— Begin —

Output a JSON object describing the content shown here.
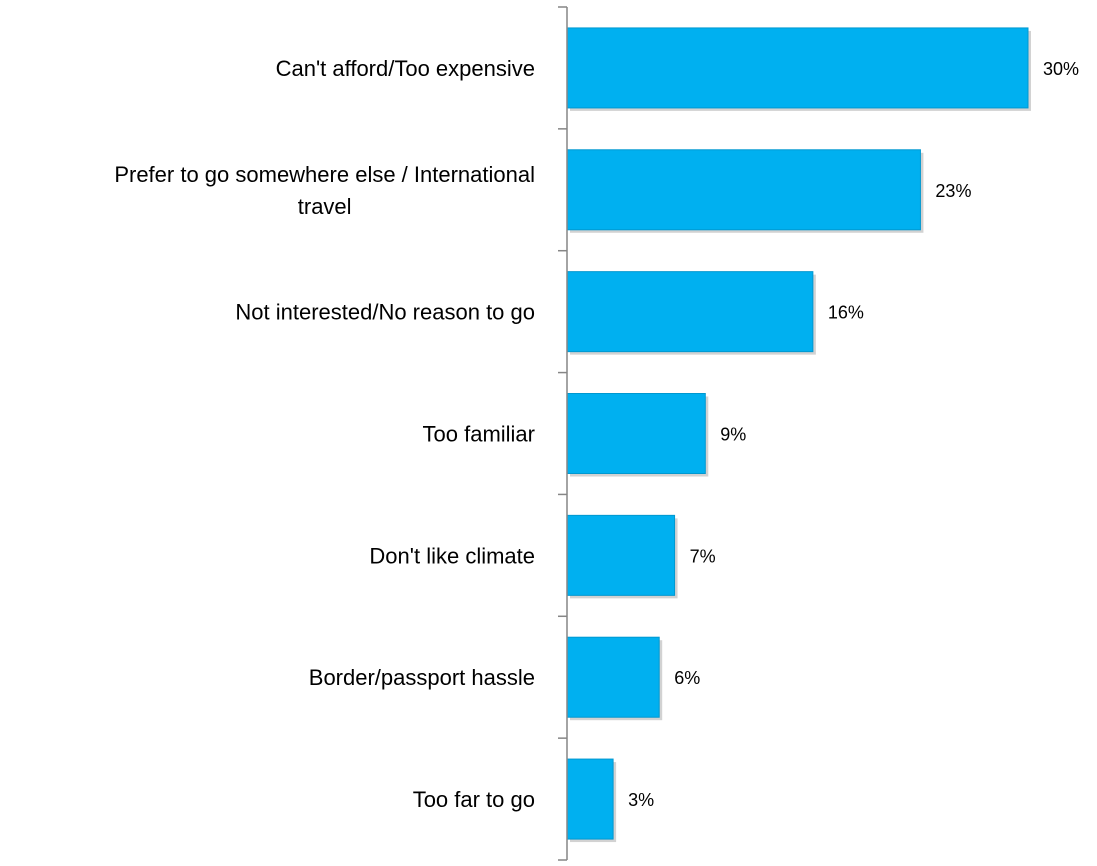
{
  "chart_data": {
    "type": "bar",
    "orientation": "horizontal",
    "categories": [
      "Can't afford/Too expensive",
      "Prefer to go somewhere else / International travel",
      "Not interested/No reason to go",
      "Too familiar",
      "Don't like climate",
      "Border/passport hassle",
      "Too far to go"
    ],
    "category_lines": [
      [
        "Can't afford/Too expensive"
      ],
      [
        "Prefer to go somewhere else / International",
        "travel"
      ],
      [
        "Not interested/No reason to go"
      ],
      [
        "Too familiar"
      ],
      [
        "Don't like climate"
      ],
      [
        "Border/passport hassle"
      ],
      [
        "Too far to go"
      ]
    ],
    "values": [
      30,
      23,
      16,
      9,
      7,
      6,
      3
    ],
    "value_labels": [
      "30%",
      "23%",
      "16%",
      "9%",
      "7%",
      "6%",
      "3%"
    ],
    "unit": "%",
    "xlim": [
      0,
      30
    ],
    "grid": false,
    "legend": "none",
    "colors": {
      "bar": "#00B0F0",
      "bar_stroke": "#0098D0",
      "axis": "#868686",
      "shadow": "#BFBFBF"
    }
  }
}
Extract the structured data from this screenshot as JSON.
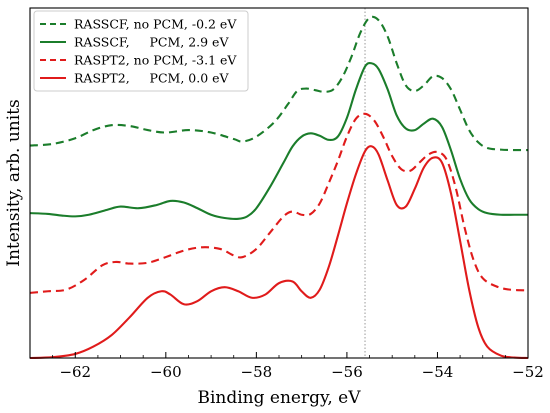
{
  "chart_data": {
    "type": "line",
    "xlabel": "Binding energy, eV",
    "ylabel": "Intensity, arb. units",
    "xlim": [
      -63,
      -52
    ],
    "ylim": [
      0,
      4.3
    ],
    "x_ticks": [
      -62,
      -60,
      -58,
      -56,
      -54,
      -52
    ],
    "x_tick_labels": [
      "−62",
      "−60",
      "−58",
      "−56",
      "−54",
      "−52"
    ],
    "y_ticks_shown": false,
    "grid": false,
    "legend_position": "top-left",
    "vertical_reference_line": {
      "x": -55.6,
      "style": "dotted",
      "color": "#999999"
    },
    "series": [
      {
        "name": "RASSCF, no PCM, -0.2 eV",
        "color": "#1b7d2b",
        "dash": "dashed",
        "x": [
          -63,
          -62.5,
          -62,
          -61.6,
          -61.2,
          -60.8,
          -60.4,
          -60,
          -59.5,
          -59,
          -58.5,
          -58.3,
          -58,
          -57.6,
          -57.3,
          -57.1,
          -56.9,
          -56.7,
          -56.5,
          -56.3,
          -56.1,
          -55.9,
          -55.7,
          -55.5,
          -55.3,
          -55.1,
          -54.9,
          -54.7,
          -54.5,
          -54.3,
          -54.1,
          -53.9,
          -53.7,
          -53.5,
          -53.3,
          -53.1,
          -52.9,
          -52.6,
          -52.3,
          -52
        ],
        "y": [
          2.61,
          2.63,
          2.7,
          2.8,
          2.86,
          2.85,
          2.8,
          2.77,
          2.8,
          2.77,
          2.69,
          2.66,
          2.72,
          2.9,
          3.12,
          3.28,
          3.31,
          3.29,
          3.27,
          3.3,
          3.45,
          3.7,
          4.0,
          4.18,
          4.15,
          3.95,
          3.62,
          3.35,
          3.28,
          3.35,
          3.46,
          3.44,
          3.3,
          3.05,
          2.8,
          2.65,
          2.58,
          2.56,
          2.555,
          2.555
        ]
      },
      {
        "name": "RASSCF,     PCM, 2.9 eV",
        "color": "#1b7d2b",
        "dash": "solid",
        "x": [
          -63,
          -62.6,
          -62.3,
          -62,
          -61.7,
          -61.3,
          -61,
          -60.6,
          -60.2,
          -59.9,
          -59.6,
          -59.3,
          -59,
          -58.7,
          -58.4,
          -58.2,
          -58,
          -57.7,
          -57.4,
          -57.2,
          -57,
          -56.8,
          -56.6,
          -56.4,
          -56.2,
          -56,
          -55.8,
          -55.6,
          -55.45,
          -55.3,
          -55.1,
          -54.9,
          -54.7,
          -54.5,
          -54.3,
          -54.1,
          -53.9,
          -53.7,
          -53.5,
          -53.3,
          -53.1,
          -52.9,
          -52.6,
          -52.3,
          -52
        ],
        "y": [
          1.78,
          1.77,
          1.75,
          1.74,
          1.76,
          1.82,
          1.86,
          1.84,
          1.88,
          1.93,
          1.91,
          1.84,
          1.76,
          1.72,
          1.71,
          1.74,
          1.84,
          2.1,
          2.4,
          2.6,
          2.72,
          2.76,
          2.73,
          2.68,
          2.72,
          2.95,
          3.3,
          3.58,
          3.62,
          3.55,
          3.3,
          2.98,
          2.82,
          2.8,
          2.88,
          2.94,
          2.84,
          2.55,
          2.2,
          1.95,
          1.83,
          1.78,
          1.76,
          1.76,
          1.76
        ]
      },
      {
        "name": "RASPT2, no PCM, -3.1 eV",
        "color": "#e01b1b",
        "dash": "dashed",
        "x": [
          -63,
          -62.6,
          -62.2,
          -61.8,
          -61.4,
          -61.1,
          -60.8,
          -60.4,
          -60,
          -59.6,
          -59.2,
          -58.8,
          -58.5,
          -58.3,
          -58,
          -57.7,
          -57.4,
          -57.2,
          -57,
          -56.8,
          -56.6,
          -56.4,
          -56.2,
          -56,
          -55.8,
          -55.6,
          -55.4,
          -55.2,
          -55,
          -54.8,
          -54.6,
          -54.4,
          -54.2,
          -54,
          -53.8,
          -53.6,
          -53.4,
          -53.2,
          -53,
          -52.7,
          -52.4,
          -52
        ],
        "y": [
          0.8,
          0.82,
          0.84,
          0.96,
          1.14,
          1.18,
          1.16,
          1.17,
          1.24,
          1.32,
          1.36,
          1.34,
          1.26,
          1.24,
          1.34,
          1.54,
          1.74,
          1.8,
          1.76,
          1.77,
          1.9,
          2.15,
          2.42,
          2.72,
          2.94,
          3.0,
          2.92,
          2.72,
          2.48,
          2.32,
          2.3,
          2.4,
          2.5,
          2.53,
          2.44,
          2.1,
          1.6,
          1.2,
          0.98,
          0.88,
          0.84,
          0.83
        ]
      },
      {
        "name": "RASPT2,     PCM, 0.0 eV",
        "color": "#e01b1b",
        "dash": "solid",
        "x": [
          -63,
          -62.5,
          -62,
          -61.6,
          -61.2,
          -60.8,
          -60.4,
          -60.1,
          -59.9,
          -59.6,
          -59.3,
          -59,
          -58.7,
          -58.4,
          -58.1,
          -57.8,
          -57.5,
          -57.2,
          -57,
          -56.8,
          -56.6,
          -56.4,
          -56.2,
          -56,
          -55.8,
          -55.6,
          -55.45,
          -55.3,
          -55.1,
          -54.9,
          -54.7,
          -54.5,
          -54.3,
          -54.1,
          -53.9,
          -53.7,
          -53.5,
          -53.3,
          -53.1,
          -52.9,
          -52.6,
          -52.3,
          -52
        ],
        "y": [
          0.0,
          0.01,
          0.05,
          0.14,
          0.28,
          0.5,
          0.74,
          0.82,
          0.78,
          0.66,
          0.7,
          0.82,
          0.87,
          0.82,
          0.74,
          0.78,
          0.92,
          0.94,
          0.82,
          0.74,
          0.84,
          1.12,
          1.5,
          1.9,
          2.26,
          2.54,
          2.6,
          2.5,
          2.18,
          1.88,
          1.86,
          2.08,
          2.34,
          2.46,
          2.4,
          2.02,
          1.44,
          0.84,
          0.38,
          0.14,
          0.03,
          0.005,
          0.0
        ]
      }
    ]
  }
}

— End —

## PROMPT
Copy each line of the listing that includes "JSON".

## COMPLETE ANSWER
Output a JSON object describing the content shown here.
Extract the structured data from this screenshot as JSON.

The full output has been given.